[DATA FOR THE TASK]
— Start —

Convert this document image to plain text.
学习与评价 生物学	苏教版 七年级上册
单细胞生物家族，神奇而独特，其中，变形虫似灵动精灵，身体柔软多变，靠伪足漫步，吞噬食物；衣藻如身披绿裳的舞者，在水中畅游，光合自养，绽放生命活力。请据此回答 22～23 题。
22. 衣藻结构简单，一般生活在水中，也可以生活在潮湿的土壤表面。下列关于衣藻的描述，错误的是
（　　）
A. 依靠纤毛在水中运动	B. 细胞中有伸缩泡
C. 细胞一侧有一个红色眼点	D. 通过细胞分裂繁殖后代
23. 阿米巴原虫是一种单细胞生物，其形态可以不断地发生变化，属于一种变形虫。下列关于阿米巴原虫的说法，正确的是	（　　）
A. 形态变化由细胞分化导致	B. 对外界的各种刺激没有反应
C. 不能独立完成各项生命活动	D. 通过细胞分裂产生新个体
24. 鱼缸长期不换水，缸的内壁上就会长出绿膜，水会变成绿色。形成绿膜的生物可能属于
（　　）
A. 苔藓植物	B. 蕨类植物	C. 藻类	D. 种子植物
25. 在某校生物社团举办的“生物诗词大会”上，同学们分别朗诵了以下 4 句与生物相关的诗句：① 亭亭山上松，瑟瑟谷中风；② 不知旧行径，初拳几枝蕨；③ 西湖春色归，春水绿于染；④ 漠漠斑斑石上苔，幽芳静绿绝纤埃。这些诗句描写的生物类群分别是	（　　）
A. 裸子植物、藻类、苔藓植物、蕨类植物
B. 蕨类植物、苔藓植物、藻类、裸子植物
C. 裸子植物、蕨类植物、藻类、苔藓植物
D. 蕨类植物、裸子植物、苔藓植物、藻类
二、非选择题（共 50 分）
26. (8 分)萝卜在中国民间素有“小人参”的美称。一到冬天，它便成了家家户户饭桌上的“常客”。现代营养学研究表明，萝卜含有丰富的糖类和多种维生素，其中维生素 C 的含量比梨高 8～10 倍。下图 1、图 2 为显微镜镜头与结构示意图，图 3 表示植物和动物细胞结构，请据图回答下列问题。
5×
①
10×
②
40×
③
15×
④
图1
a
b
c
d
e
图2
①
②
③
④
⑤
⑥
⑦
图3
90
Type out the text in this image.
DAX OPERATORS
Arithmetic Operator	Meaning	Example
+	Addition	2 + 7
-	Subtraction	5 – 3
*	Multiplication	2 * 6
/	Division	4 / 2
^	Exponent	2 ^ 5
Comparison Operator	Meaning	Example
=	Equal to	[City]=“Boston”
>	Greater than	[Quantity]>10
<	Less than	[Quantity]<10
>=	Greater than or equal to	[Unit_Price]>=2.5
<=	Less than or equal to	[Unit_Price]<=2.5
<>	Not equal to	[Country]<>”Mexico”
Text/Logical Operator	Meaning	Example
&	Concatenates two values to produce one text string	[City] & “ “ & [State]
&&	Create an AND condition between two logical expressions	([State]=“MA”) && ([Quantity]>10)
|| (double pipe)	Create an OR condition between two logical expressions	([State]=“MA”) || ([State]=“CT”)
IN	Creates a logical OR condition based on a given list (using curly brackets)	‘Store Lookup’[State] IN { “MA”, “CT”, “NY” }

— End —

[GIVEN EXERCISE]
Wherever a line in the data above holds "Quantity", copy that line.

[ANSWER TO THIS EXERCISE]
>	Greater than	[Quantity]>10
<	Less than	[Quantity]<10
&&	Create an AND condition between two logical expressions	([State]=“MA”) && ([Quantity]>10)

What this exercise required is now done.